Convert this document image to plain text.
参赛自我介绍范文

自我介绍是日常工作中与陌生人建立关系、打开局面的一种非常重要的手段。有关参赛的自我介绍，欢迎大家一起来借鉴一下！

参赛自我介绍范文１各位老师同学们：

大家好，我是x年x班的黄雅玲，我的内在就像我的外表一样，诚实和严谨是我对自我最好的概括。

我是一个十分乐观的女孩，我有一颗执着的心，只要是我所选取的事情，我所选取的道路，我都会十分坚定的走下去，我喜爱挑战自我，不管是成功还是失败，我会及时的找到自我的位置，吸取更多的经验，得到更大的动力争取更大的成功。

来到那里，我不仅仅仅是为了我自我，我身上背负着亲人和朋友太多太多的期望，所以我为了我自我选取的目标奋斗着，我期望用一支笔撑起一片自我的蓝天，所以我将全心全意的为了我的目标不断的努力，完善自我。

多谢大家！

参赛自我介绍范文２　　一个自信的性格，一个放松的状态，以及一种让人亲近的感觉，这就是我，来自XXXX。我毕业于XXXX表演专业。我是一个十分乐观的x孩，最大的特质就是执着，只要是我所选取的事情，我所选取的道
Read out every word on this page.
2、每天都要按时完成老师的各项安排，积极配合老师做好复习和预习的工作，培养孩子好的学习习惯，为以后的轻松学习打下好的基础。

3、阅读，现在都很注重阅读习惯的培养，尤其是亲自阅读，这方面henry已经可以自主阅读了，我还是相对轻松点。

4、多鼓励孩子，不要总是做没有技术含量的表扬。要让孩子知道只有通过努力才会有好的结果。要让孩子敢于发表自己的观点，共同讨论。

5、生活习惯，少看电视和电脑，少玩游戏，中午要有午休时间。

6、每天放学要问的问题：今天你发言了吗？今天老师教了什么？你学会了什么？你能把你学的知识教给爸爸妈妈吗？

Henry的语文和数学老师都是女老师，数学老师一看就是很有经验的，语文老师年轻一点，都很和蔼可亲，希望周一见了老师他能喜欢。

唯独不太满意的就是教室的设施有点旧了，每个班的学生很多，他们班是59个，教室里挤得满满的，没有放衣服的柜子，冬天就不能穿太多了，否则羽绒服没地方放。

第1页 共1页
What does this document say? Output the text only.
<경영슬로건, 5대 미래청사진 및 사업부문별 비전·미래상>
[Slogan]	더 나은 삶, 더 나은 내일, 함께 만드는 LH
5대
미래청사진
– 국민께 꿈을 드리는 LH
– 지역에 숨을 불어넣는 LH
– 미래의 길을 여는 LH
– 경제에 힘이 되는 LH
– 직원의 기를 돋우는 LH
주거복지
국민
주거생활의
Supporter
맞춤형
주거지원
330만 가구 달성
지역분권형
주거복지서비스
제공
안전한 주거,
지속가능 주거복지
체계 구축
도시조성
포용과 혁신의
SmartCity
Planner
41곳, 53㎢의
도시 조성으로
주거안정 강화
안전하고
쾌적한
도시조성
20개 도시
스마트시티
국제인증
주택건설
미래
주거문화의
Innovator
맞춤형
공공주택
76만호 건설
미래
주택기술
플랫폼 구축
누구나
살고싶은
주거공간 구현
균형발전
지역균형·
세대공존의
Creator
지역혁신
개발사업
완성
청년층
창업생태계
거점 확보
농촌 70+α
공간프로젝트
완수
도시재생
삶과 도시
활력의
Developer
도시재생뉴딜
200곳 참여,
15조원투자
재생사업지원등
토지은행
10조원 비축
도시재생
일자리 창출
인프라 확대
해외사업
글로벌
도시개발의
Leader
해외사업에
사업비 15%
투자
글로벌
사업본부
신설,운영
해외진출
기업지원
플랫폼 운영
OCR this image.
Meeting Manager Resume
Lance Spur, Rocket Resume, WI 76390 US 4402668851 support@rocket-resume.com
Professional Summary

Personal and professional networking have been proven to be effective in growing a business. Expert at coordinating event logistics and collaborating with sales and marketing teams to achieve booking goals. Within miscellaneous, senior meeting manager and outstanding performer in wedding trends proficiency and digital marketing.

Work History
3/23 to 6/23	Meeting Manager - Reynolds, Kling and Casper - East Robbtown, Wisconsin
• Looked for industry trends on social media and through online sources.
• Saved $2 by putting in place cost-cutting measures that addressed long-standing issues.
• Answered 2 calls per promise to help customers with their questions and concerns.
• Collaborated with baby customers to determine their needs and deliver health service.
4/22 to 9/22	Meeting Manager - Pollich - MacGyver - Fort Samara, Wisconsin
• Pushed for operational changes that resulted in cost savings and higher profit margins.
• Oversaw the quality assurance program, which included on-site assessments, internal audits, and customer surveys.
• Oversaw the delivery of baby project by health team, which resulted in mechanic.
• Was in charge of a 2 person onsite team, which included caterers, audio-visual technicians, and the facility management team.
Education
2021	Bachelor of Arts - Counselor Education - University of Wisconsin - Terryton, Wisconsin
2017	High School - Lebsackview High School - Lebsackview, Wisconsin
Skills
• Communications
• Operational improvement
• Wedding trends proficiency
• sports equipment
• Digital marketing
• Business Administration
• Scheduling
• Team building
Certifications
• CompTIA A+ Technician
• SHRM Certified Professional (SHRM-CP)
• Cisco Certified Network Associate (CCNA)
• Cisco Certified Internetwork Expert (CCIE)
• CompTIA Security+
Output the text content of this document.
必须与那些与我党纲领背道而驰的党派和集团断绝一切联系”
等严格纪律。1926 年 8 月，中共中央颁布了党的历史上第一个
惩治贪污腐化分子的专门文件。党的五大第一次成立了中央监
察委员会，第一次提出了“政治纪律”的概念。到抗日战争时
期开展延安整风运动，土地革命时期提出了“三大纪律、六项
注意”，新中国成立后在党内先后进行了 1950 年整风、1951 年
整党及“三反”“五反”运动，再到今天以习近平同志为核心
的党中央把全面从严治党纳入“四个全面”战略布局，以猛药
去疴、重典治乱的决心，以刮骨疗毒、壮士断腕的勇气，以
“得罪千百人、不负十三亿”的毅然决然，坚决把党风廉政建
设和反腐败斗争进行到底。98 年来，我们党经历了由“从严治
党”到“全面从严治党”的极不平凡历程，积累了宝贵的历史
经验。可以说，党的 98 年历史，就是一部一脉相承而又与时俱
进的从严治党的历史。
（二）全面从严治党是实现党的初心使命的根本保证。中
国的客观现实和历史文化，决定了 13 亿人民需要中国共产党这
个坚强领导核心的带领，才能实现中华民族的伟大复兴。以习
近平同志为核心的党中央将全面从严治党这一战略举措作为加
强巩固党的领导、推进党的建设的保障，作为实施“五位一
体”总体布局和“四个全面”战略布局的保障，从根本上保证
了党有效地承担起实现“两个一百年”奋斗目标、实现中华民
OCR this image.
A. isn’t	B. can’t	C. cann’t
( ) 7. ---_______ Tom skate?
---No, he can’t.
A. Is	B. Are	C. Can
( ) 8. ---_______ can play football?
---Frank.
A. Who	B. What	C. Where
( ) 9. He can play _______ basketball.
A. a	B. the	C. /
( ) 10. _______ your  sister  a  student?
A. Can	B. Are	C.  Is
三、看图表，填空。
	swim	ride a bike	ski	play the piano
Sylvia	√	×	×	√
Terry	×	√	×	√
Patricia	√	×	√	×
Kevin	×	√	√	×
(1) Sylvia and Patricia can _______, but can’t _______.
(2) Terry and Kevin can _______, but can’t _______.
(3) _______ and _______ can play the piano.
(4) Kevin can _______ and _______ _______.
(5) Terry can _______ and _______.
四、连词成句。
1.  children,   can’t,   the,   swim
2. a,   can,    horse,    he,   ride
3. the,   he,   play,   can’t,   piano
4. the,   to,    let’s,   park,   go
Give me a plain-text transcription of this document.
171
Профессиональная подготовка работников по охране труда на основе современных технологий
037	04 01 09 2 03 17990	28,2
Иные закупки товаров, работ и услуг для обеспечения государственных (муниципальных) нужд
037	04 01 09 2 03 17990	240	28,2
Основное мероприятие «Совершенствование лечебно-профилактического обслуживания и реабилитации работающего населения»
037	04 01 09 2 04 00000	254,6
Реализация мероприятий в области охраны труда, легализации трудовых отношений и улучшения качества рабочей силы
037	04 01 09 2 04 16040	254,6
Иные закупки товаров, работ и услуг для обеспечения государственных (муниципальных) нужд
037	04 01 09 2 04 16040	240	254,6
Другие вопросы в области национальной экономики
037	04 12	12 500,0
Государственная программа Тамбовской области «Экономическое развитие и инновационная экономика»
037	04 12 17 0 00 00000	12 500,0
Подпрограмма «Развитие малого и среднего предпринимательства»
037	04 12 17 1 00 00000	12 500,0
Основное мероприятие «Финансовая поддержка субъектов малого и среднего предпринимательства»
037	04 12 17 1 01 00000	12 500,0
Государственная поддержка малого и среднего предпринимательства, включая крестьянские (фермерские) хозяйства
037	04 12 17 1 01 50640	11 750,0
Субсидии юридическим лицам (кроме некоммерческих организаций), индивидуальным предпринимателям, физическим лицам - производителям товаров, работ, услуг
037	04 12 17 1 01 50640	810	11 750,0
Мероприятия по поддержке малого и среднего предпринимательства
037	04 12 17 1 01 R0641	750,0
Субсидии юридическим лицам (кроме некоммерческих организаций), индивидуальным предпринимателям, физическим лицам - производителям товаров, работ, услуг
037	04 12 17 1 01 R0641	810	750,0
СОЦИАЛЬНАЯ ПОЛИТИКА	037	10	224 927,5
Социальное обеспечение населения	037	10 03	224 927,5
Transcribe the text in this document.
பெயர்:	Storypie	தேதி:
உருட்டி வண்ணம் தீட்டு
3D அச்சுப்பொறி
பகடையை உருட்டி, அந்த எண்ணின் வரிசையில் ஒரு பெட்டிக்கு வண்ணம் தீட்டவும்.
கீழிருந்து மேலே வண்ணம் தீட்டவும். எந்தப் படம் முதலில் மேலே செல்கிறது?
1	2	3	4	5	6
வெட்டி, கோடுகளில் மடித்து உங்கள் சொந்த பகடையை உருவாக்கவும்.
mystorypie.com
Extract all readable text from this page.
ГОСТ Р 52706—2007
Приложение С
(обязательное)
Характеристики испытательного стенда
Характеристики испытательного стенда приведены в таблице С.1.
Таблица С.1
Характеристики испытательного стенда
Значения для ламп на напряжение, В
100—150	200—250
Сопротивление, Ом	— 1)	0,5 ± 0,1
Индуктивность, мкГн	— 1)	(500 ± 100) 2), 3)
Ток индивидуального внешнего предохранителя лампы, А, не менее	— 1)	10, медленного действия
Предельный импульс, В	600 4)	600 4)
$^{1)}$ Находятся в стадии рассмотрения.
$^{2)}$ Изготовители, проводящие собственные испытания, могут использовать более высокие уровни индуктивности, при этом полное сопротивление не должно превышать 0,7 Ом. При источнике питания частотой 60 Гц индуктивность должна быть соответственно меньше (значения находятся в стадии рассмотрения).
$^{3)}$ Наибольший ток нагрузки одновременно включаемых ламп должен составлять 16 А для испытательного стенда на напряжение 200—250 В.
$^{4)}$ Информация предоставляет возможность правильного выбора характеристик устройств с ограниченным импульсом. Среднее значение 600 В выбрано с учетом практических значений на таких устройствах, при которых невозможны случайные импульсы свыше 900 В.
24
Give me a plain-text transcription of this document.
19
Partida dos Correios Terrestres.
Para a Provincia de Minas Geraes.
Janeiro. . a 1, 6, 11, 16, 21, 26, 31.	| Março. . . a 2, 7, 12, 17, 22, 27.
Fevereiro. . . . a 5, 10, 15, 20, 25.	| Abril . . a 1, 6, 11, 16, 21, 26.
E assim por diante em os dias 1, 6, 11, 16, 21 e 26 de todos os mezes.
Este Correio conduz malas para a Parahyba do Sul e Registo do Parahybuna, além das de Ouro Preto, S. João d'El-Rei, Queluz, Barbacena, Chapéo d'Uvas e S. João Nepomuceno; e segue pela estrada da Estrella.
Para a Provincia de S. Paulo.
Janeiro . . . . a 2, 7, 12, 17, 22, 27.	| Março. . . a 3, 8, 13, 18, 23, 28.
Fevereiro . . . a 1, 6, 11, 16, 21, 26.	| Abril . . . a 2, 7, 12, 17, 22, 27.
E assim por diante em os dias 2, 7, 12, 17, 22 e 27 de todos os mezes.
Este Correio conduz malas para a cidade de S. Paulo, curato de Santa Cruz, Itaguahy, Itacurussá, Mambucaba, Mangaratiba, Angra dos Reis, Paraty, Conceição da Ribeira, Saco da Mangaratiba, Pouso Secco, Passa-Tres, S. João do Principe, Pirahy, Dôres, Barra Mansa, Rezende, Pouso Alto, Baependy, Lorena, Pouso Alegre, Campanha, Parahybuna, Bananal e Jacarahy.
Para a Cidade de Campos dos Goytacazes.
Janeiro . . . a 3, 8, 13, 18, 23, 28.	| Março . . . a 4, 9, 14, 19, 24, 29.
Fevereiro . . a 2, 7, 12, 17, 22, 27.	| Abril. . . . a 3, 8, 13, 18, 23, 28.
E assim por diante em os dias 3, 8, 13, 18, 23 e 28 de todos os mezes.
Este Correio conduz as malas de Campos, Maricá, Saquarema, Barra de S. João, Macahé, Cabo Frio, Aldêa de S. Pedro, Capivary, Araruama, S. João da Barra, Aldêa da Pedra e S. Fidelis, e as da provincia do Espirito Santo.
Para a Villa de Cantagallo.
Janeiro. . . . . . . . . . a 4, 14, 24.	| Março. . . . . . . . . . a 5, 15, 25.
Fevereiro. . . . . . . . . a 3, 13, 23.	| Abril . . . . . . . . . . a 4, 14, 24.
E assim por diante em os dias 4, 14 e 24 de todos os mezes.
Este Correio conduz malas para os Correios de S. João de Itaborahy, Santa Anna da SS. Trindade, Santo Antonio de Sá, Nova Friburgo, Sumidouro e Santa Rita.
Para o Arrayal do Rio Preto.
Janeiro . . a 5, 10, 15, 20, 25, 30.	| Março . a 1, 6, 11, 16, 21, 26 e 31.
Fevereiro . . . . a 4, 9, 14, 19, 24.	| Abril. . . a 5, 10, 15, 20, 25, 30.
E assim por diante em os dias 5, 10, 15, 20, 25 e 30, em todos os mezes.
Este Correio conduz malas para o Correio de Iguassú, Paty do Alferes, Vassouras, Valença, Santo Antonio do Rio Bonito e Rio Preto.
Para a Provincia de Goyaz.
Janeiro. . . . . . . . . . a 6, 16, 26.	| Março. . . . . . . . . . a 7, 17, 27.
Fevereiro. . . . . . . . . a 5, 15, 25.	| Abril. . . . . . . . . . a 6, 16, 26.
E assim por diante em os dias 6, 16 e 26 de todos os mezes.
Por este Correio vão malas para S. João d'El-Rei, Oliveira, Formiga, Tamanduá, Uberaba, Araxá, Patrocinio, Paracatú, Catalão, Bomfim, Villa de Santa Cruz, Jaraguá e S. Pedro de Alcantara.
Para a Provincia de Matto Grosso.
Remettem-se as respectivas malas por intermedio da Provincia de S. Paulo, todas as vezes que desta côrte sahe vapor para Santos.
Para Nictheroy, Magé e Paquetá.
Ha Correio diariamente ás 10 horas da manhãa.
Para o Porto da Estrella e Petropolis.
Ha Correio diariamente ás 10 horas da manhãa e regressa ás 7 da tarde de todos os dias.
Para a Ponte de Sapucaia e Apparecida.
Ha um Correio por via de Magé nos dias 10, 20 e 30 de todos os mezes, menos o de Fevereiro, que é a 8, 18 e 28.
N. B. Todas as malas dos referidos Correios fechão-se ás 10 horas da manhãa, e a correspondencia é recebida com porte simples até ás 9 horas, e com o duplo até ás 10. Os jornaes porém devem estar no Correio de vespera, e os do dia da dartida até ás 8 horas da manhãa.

━━━━━━

Across the data, tally the lines containing "Education" and give back the number alone.

2